## Tasks to complete:
1 – The forum thread on hyphenated search queries says hyphenation has serious implications for copy style. What reasons does the thread give for this?
2 – Pick up the forum thread on hyphens in search queries after its final line and write the next part.
==== Document segment ====
Aussie, this would only be true for the terms that are hyphenated in the query since they are interpreted as a single term.

A search in FINDALL is a search without regard for sequence or proximity. Using hyphens with queries in FINDALL mode introduces a degree of selectivity. This effect is not the same behavior observed in EXACT mode, as we have demonstrated in previous posts. With long queries is well discernible. With short queries is not and can be mistaken for an EXACT sequence.

A search for computer-based instrumentation in FINDALL mode is interpreted as Query= k1 + k2 and returns results in which k1=computer-based must be present in that sequence (with or without hyphen in the set of retrieved results). However the k2= instrumentation can be anywhere in the document, before or after k1 and without regard for proximity.

We conclude that terms co-occurrence and sequencing as the degree of selectivity introduced by hyphen are things relevant to copy style. The fact that hypenation rules are different in different target IR systems and the fact that hyphenation is culturally-oriented has serious implications for copyright style. SEO and SEM specialists may need to revisit carefully this subject.

Orion

AussieWebmaster
07-30-2004, 08:42 PM
Thanks mate. I always enjoy reading your posts.
I think I am actually learning something. Now I have to find ways to use it.

Everyman
08-03-2004, 12:55 AM
My observations and interpretations about this topic have been enshrined at Google Watch: Google defuses a Google bomb (http://www.google-watch.org/gbomb.html).

orion
08-03-2004, 12:04 PM
Daniel, you have elegantly exposed the major flaws of rank models based on link citation: they are way too easy to manipulate.

Now as to why Google appears to selectively diffuse some bombs and not others speaks tons about them. If one wants to be fair, should be fair all the time, in all cases, not in a selective manner.


Orion

withoutwax
08-13-2004, 11:21 AM
If one wants to be fair, should be fair all the time, in all cases, not in a selective manner.
==== Supplied information ====
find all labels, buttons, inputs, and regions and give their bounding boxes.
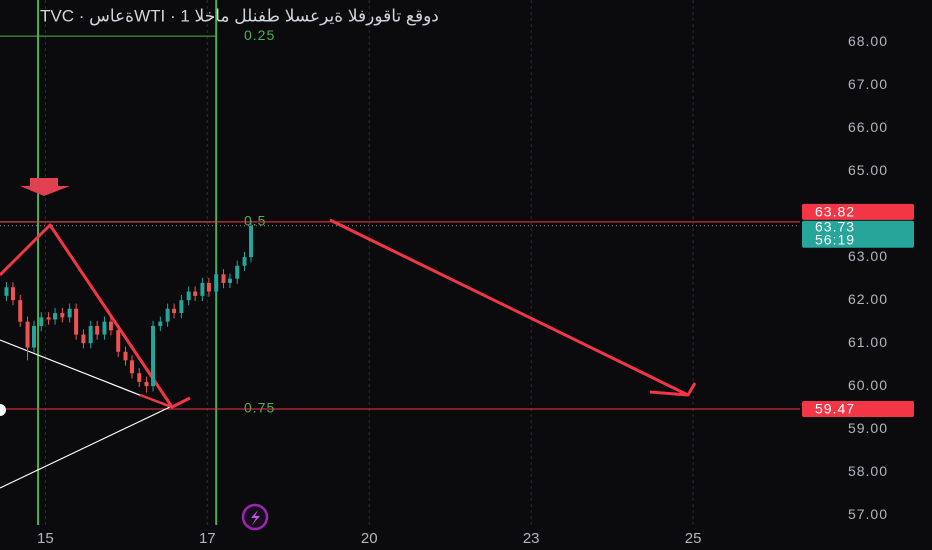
x-tick-label: 25 <box>685 530 702 547</box>
candle-body <box>221 274 226 283</box>
candle-body <box>235 265 240 279</box>
price-label: 59.47 <box>815 401 855 417</box>
candle-body <box>116 330 121 352</box>
arrow-line <box>329 218 689 397</box>
y-tick-label: 59.00 <box>848 420 888 436</box>
handle <box>0 404 6 416</box>
candle-body <box>74 308 79 335</box>
candle-body <box>200 282 205 296</box>
countdown-label: 56:19 <box>815 231 855 247</box>
candle-body <box>18 300 23 322</box>
candle-body <box>214 274 219 292</box>
candle-body <box>46 317 51 320</box>
last-price-label: 63.73 <box>815 218 855 234</box>
y-tick-label: 61.00 <box>848 334 888 350</box>
candle-body <box>32 325 37 348</box>
axes: 57.0058.0059.0060.0061.0062.0063.0064.00… <box>37 33 914 547</box>
y-tick-label: 66.00 <box>848 119 888 135</box>
candle-body <box>60 313 65 318</box>
candle-body <box>102 321 107 335</box>
x-tick-label: 17 <box>199 530 216 547</box>
candle-body <box>151 325 156 387</box>
price-label: 63.82 <box>815 204 855 220</box>
x-tick-label: 20 <box>361 530 378 547</box>
y-tick-label: 57.00 <box>848 506 888 522</box>
candle-body <box>53 313 58 320</box>
y-tick-label: 58.00 <box>848 463 888 479</box>
candle-body <box>25 321 30 348</box>
arrow-head <box>649 382 697 397</box>
candle-body <box>165 308 170 322</box>
candle-body <box>206 282 211 292</box>
candle-body <box>67 308 72 318</box>
candle-body <box>129 360 134 374</box>
candle-body <box>158 321 163 326</box>
fib-label: 0.5 <box>244 213 266 229</box>
candles <box>4 220 254 393</box>
price-label-box <box>802 400 914 417</box>
x-tick-label: 23 <box>523 530 540 547</box>
down-arrow-marker <box>20 178 70 196</box>
candle-body <box>81 334 86 344</box>
x-tick-label: 15 <box>37 530 54 547</box>
drawings <box>0 178 697 531</box>
candle-body <box>10 287 15 301</box>
y-tick-label: 63.00 <box>848 248 888 264</box>
y-tick-label: 60.00 <box>848 377 888 393</box>
y-tick-label: 62.00 <box>848 291 888 307</box>
candle-body <box>193 291 198 296</box>
candle-body <box>88 325 93 344</box>
candle-body <box>242 257 247 266</box>
candle-body <box>108 321 113 331</box>
y-tick-label: 68.00 <box>848 33 888 49</box>
candle-body <box>137 373 142 382</box>
y-tick-label: 65.00 <box>848 162 888 178</box>
fib-label: 0.75 <box>244 400 275 416</box>
chart-title: TVC · ةعاسWTI · 1 دوقع تاقورفلا ةيرعسلا … <box>40 6 439 26</box>
trend-line <box>0 406 171 489</box>
pattern-drawing <box>139 393 173 409</box>
candle-body <box>95 325 100 335</box>
fib-label: 0.25 <box>244 27 275 43</box>
candle-body <box>123 351 128 361</box>
candle-body <box>4 287 9 296</box>
candle-body <box>227 278 232 283</box>
candle-body <box>144 381 149 387</box>
candle-body <box>179 300 184 314</box>
candle-body <box>186 291 191 301</box>
levels: 0.25 0.5 0.75 <box>0 0 800 525</box>
candle-body <box>249 225 254 258</box>
candle-body <box>172 308 177 314</box>
last-price-box <box>802 220 914 248</box>
pattern-drawing <box>0 223 191 409</box>
candle-body <box>39 317 44 326</box>
price-label-box <box>802 203 914 220</box>
event-icon-bolt <box>251 510 260 525</box>
y-tick-label: 67.00 <box>848 76 888 92</box>
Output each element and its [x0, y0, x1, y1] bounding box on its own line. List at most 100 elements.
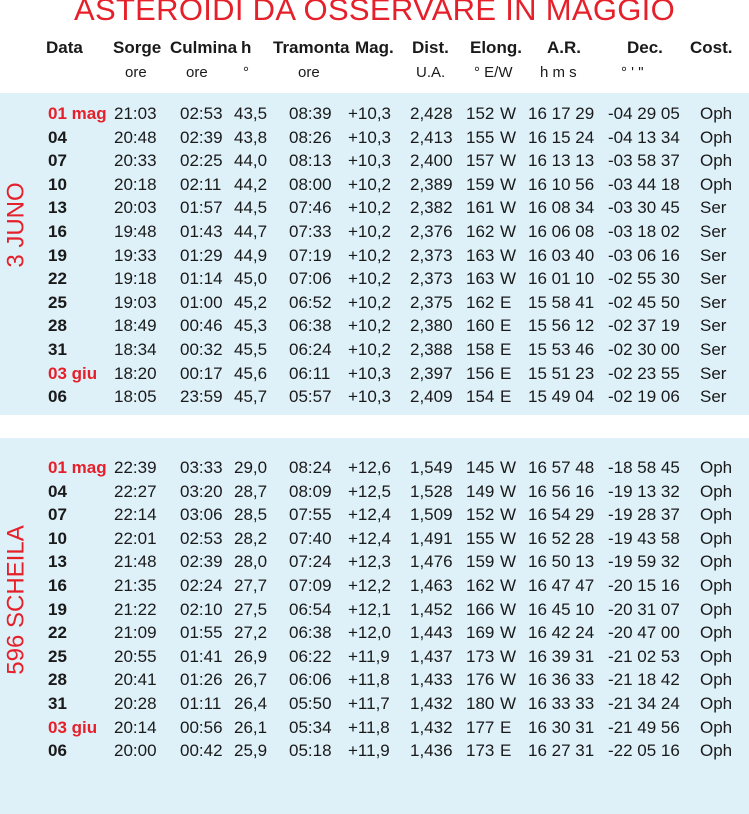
elongation-direction-cell: W — [500, 458, 517, 477]
declination-cell: -21 34 24 — [608, 694, 680, 713]
magnitude-cell: +10,2 — [348, 269, 392, 289]
date-cell: 10 — [48, 528, 67, 548]
constellation-cell: Oph — [700, 458, 733, 477]
elongation-cell: 158 — [466, 340, 495, 359]
elongation-direction-cell: W — [500, 269, 517, 289]
rise-time-cell: 20:33 — [114, 151, 157, 171]
date-cell: 16 — [48, 222, 67, 241]
distance-cell: 2,409 — [410, 387, 453, 407]
rise-time-cell: 21:35 — [114, 576, 157, 595]
section-panel-scheila: 596 SCHEILA 01 mag 22:39 03:33 29,0 08:24 +12,… — [0, 438, 749, 814]
elongation-direction-cell: W — [500, 174, 517, 194]
elongation-cell: 145 — [466, 458, 495, 477]
culmination-time-cell: 00:56 — [180, 717, 223, 737]
elongation-cell: 156 — [466, 363, 495, 383]
right-ascension-cell: 15 53 46 — [528, 340, 595, 359]
culmination-time-cell: 02:25 — [180, 151, 223, 171]
table-row: 06 20:00 00:42 25,9 05:18 +11,9 1,436 173 E 16 27… — [0, 741, 749, 765]
elongation-direction-cell: W — [500, 528, 517, 548]
constellation-cell: Oph — [700, 151, 733, 171]
column-unit: h m s — [540, 64, 577, 81]
altitude-cell: 29,0 — [234, 458, 268, 477]
set-time-cell: 06:06 — [289, 670, 332, 690]
rise-time-cell: 22:01 — [114, 528, 157, 548]
culmination-time-cell: 02:11 — [180, 174, 222, 194]
distance-cell: 2,413 — [410, 127, 453, 147]
date-cell: 22 — [48, 269, 67, 289]
distance-cell: 1,432 — [410, 694, 453, 713]
table-row: 28 20:41 01:26 26,7 06:06 +11,8 1,433 176 W 16 36… — [0, 670, 749, 694]
date-cell: 19 — [48, 599, 67, 619]
culmination-time-cell: 02:39 — [180, 552, 223, 572]
date-cell: 16 — [48, 576, 67, 595]
rise-time-cell: 18:49 — [114, 316, 157, 336]
elongation-cell: 157 — [466, 151, 495, 171]
elongation-cell: 162 — [466, 222, 495, 241]
page-title: ASTEROIDI DA OSSERVARE IN MAGGIO — [73, 0, 676, 27]
altitude-cell: 43,5 — [234, 104, 268, 123]
date-cell: 19 — [48, 245, 67, 265]
elongation-direction-cell: E — [500, 292, 512, 312]
rise-time-cell: 18:05 — [114, 387, 157, 407]
elongation-cell: 177 — [466, 717, 495, 737]
altitude-cell: 28,5 — [234, 505, 268, 525]
set-time-cell: 06:38 — [289, 316, 332, 336]
set-time-cell: 08:00 — [289, 174, 332, 194]
rise-time-cell: 21:22 — [114, 599, 157, 619]
column-unit: ore — [125, 64, 147, 81]
elongation-direction-cell: W — [500, 694, 517, 713]
distance-cell: 1,528 — [410, 481, 453, 501]
elongation-direction-cell: E — [500, 340, 512, 359]
constellation-cell: Oph — [700, 646, 733, 666]
distance-cell: 2,400 — [410, 151, 453, 171]
rise-time-cell: 18:20 — [114, 363, 157, 383]
culmination-time-cell: 01:26 — [180, 670, 223, 690]
declination-cell: -18 58 45 — [608, 458, 680, 477]
right-ascension-cell: 16 57 48 — [528, 458, 595, 477]
table-row: 31 18:34 00:32 45,5 06:24 +10,2 2,388 158 E 15 53… — [0, 340, 749, 364]
altitude-cell: 27,5 — [234, 599, 268, 619]
rise-time-cell: 20:00 — [114, 741, 157, 761]
table-row: 22 21:09 01:55 27,2 06:38 +12,0 1,443 169 W 16 42… — [0, 623, 749, 647]
date-cell: 13 — [48, 198, 67, 218]
elongation-cell: 159 — [466, 552, 495, 572]
rise-time-cell: 20:28 — [114, 694, 157, 713]
elongation-direction-cell: E — [500, 387, 512, 407]
date-cell: 31 — [48, 694, 67, 713]
table-row: 19 19:33 01:29 44,9 07:19 +10,2 2,373 163 W 16 03… — [0, 246, 749, 270]
magnitude-cell: +10,2 — [348, 174, 392, 194]
set-time-cell: 08:24 — [289, 458, 332, 477]
table-row: 25 20:55 01:41 26,9 06:22 +11,9 1,437 173 W 16 39… — [0, 647, 749, 671]
right-ascension-cell: 16 36 33 — [528, 670, 595, 690]
rise-time-cell: 22:14 — [114, 505, 157, 525]
distance-cell: 1,491 — [410, 528, 453, 548]
distance-cell: 1,437 — [410, 646, 453, 666]
elongation-cell: 161 — [466, 198, 495, 218]
date-cell: 28 — [48, 316, 67, 336]
table-row: 07 22:14 03:06 28,5 07:55 +12,4 1,509 152 W 16 54… — [0, 505, 749, 529]
rise-time-cell: 20:55 — [114, 646, 157, 666]
declination-cell: -02 23 55 — [608, 363, 680, 383]
right-ascension-cell: 16 56 16 — [528, 481, 595, 501]
set-time-cell: 05:50 — [289, 694, 332, 713]
column-header: Dist. — [412, 38, 449, 57]
date-cell: 03 giu — [48, 363, 98, 383]
declination-cell: -03 58 37 — [608, 151, 680, 171]
declination-cell: -19 59 32 — [608, 552, 680, 572]
declination-cell: -04 29 05 — [608, 104, 680, 123]
set-time-cell: 06:11 — [289, 363, 331, 383]
elongation-direction-cell: E — [500, 363, 512, 383]
set-time-cell: 08:13 — [289, 151, 332, 171]
altitude-cell: 44,5 — [234, 198, 268, 218]
right-ascension-cell: 16 03 40 — [528, 245, 595, 265]
rise-time-cell: 19:48 — [114, 222, 157, 241]
magnitude-cell: +10,3 — [348, 104, 392, 123]
magnitude-cell: +12,1 — [348, 599, 392, 619]
table-row: 16 19:48 01:43 44,7 07:33 +10,2 2,376 162 W 16 06… — [0, 222, 749, 246]
rise-time-cell: 21:03 — [114, 104, 157, 123]
elongation-direction-cell: W — [500, 576, 517, 595]
culmination-time-cell: 00:46 — [180, 316, 223, 336]
elongation-cell: 154 — [466, 387, 495, 407]
altitude-cell: 25,9 — [234, 741, 268, 761]
culmination-time-cell: 01:00 — [180, 292, 223, 312]
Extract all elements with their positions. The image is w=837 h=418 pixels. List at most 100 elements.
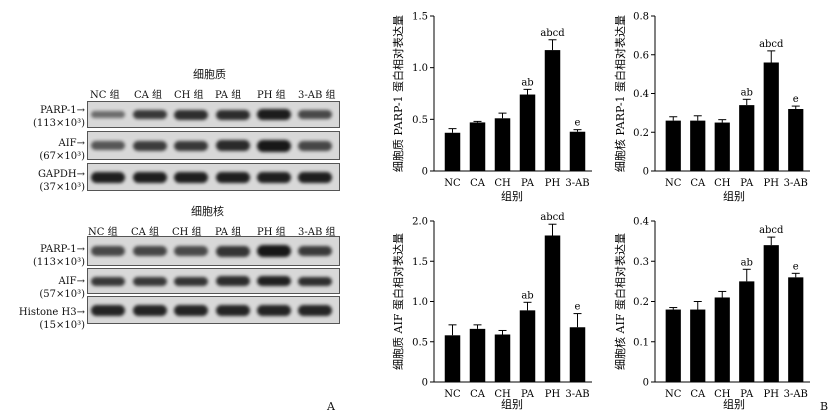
x-tick-label: PH bbox=[764, 389, 780, 400]
blot-label-parp1-nuc: PARP-1→ (113×10³) bbox=[32, 244, 85, 268]
blot-band bbox=[216, 305, 250, 316]
lane-label: NC 组 bbox=[90, 90, 120, 101]
blot-band bbox=[257, 276, 291, 286]
x-axis-title: 组别 bbox=[723, 397, 745, 411]
significance-label: e bbox=[575, 302, 581, 313]
y-tick-label: 0.4 bbox=[633, 217, 649, 228]
y-tick-label: 0.4 bbox=[633, 89, 649, 100]
significance-label: ab bbox=[741, 87, 753, 98]
significance-label: ab bbox=[741, 257, 753, 268]
significance-label: ab bbox=[521, 77, 533, 88]
bar bbox=[665, 120, 681, 171]
blot-band bbox=[257, 245, 291, 257]
blot-band bbox=[216, 140, 250, 151]
x-tick-label: CA bbox=[470, 389, 486, 400]
blot-band bbox=[216, 246, 250, 257]
bar bbox=[714, 297, 730, 382]
blot-band bbox=[133, 110, 167, 119]
bar bbox=[544, 50, 561, 171]
blot-band bbox=[298, 141, 332, 151]
blot-label-parp1-cyto: PARP-1→ (113×10³) bbox=[32, 105, 85, 129]
x-tick-label: 3-AB bbox=[565, 178, 589, 189]
x-tick-label: CA bbox=[470, 178, 486, 189]
x-axis-title: 组别 bbox=[723, 189, 745, 203]
y-tick-label: 0 bbox=[422, 378, 428, 389]
bar bbox=[739, 105, 755, 171]
y-tick-label: 0 bbox=[422, 167, 428, 178]
bar bbox=[690, 120, 706, 171]
bar bbox=[665, 309, 681, 382]
bar bbox=[519, 94, 536, 171]
blot-band bbox=[91, 246, 125, 256]
y-tick-label: 0.8 bbox=[633, 12, 649, 23]
panel-letter-b: B bbox=[820, 400, 829, 413]
blot-band bbox=[257, 140, 291, 152]
x-tick-label: NC bbox=[444, 389, 461, 400]
bar bbox=[469, 328, 486, 382]
bar bbox=[444, 132, 461, 171]
blot-band bbox=[216, 110, 250, 120]
x-tick-label: CA bbox=[690, 389, 706, 400]
lane-label: NC 组 bbox=[88, 227, 118, 238]
blot-band bbox=[257, 305, 291, 316]
blot-label-aif-cyto: AIF→ (67×10³) bbox=[39, 138, 85, 162]
y-tick-label: 0.1 bbox=[633, 337, 649, 348]
x-tick-label: NC bbox=[665, 389, 682, 400]
significance-label: abcd bbox=[540, 212, 565, 223]
blot-strip-parp1-nuc bbox=[87, 236, 340, 266]
y-axis-title: 细胞质 AIF 蛋白相对表达量 bbox=[391, 233, 405, 370]
x-tick-label: 3-AB bbox=[565, 389, 589, 400]
significance-label: abcd bbox=[759, 39, 784, 50]
blot-band bbox=[91, 111, 125, 118]
x-axis-title: 组别 bbox=[501, 397, 523, 411]
x-tick-label: CH bbox=[714, 178, 731, 189]
panel-letter-a: A bbox=[327, 400, 335, 413]
x-tick-label: CH bbox=[494, 389, 511, 400]
blot-band bbox=[174, 110, 208, 120]
blot-band bbox=[298, 305, 332, 316]
bar bbox=[690, 309, 706, 382]
lane-label: PA 组 bbox=[215, 227, 242, 238]
blot-band bbox=[298, 277, 332, 286]
lane-label: CH 组 bbox=[172, 227, 202, 238]
blot-band bbox=[174, 172, 208, 183]
blot-band bbox=[174, 141, 208, 151]
blot-band bbox=[133, 305, 167, 316]
blot-band bbox=[174, 305, 208, 316]
lane-label: CA 组 bbox=[134, 90, 163, 101]
y-tick-label: 0.3 bbox=[633, 257, 649, 268]
x-tick-label: PA bbox=[740, 178, 754, 189]
blot-band bbox=[91, 277, 125, 286]
y-tick-label: 2.0 bbox=[412, 217, 428, 228]
blot-strip-aif-cyto bbox=[87, 131, 340, 160]
x-tick-label: PA bbox=[740, 389, 754, 400]
x-tick-label: PA bbox=[521, 178, 535, 189]
significance-label: ab bbox=[521, 290, 533, 301]
bar bbox=[788, 277, 804, 382]
blot-band bbox=[91, 305, 125, 316]
blot-band bbox=[298, 246, 332, 256]
significance-label: e bbox=[575, 118, 581, 129]
bar bbox=[494, 118, 511, 171]
bar bbox=[714, 122, 730, 171]
lane-label: PA 组 bbox=[215, 90, 242, 101]
x-tick-label: CH bbox=[714, 389, 731, 400]
x-tick-label: PH bbox=[545, 389, 561, 400]
y-tick-label: 1.0 bbox=[412, 297, 428, 308]
y-tick-label: 0 bbox=[643, 167, 649, 178]
y-tick-label: 0.5 bbox=[412, 115, 428, 126]
blot-band bbox=[216, 276, 250, 286]
x-tick-label: NC bbox=[665, 178, 682, 189]
blot-band bbox=[133, 277, 167, 286]
blot-band bbox=[174, 246, 208, 256]
blot-band bbox=[133, 172, 167, 183]
blot-band bbox=[133, 246, 167, 256]
blot-band bbox=[133, 141, 167, 151]
y-axis-title: 细胞核 AIF 蛋白相对表达量 bbox=[613, 233, 627, 370]
blot-label-histone-h3: Histone H3→ (15×10³) bbox=[18, 307, 85, 331]
y-tick-label: 1.5 bbox=[412, 257, 428, 268]
x-tick-label: PH bbox=[764, 178, 780, 189]
blot-strip-histone-h3 bbox=[87, 296, 340, 324]
x-axis-title: 组别 bbox=[501, 189, 523, 203]
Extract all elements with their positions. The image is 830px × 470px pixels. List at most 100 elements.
====
## Task responses:
1 – Hyphenation rules differ from one target IR system to another, and hyphenation is culturally oriented. The thread says these two facts carry serious implications for copy style.

2 –
Assuming the playing field is level. i.e. if webmasters were ignorant of how manipulate it to improve their rankings then what you say is true. However, if they are not then it seems fair to be selective in an attempt to restore the balance.

I, Brian
09-09-2004, 07:33 AM
Didn't the hyphens issue only really start playing a role after the Florida Update?

The Googlewatch article does make an interesting argument regarding the removal of the "out of touch executives" bomb, while the Jewwatch bomb remains.

Everyman
09-09-2004, 08:10 AM
Jewwatch is at number two now, where it has been for months. The "waffles" bomb now has johnkerry.com at number two. I checked it a few weeks ago and it was back at number one. It's true that it had dropped to 16 or so in mid-July when Danny Sullivan mentioned it, but this was a temporary glitch.

The miserable failure and French military victories are still at number one.

My out-of-touch executives and out-of-management haven't moved a bit since mid-July, neither on Google nor on Yahoo. I'm still number one for both on Yahoo, which sort of surprises me since I changed my anchor text from "executives" to "management." I check it every day with my bomb tool.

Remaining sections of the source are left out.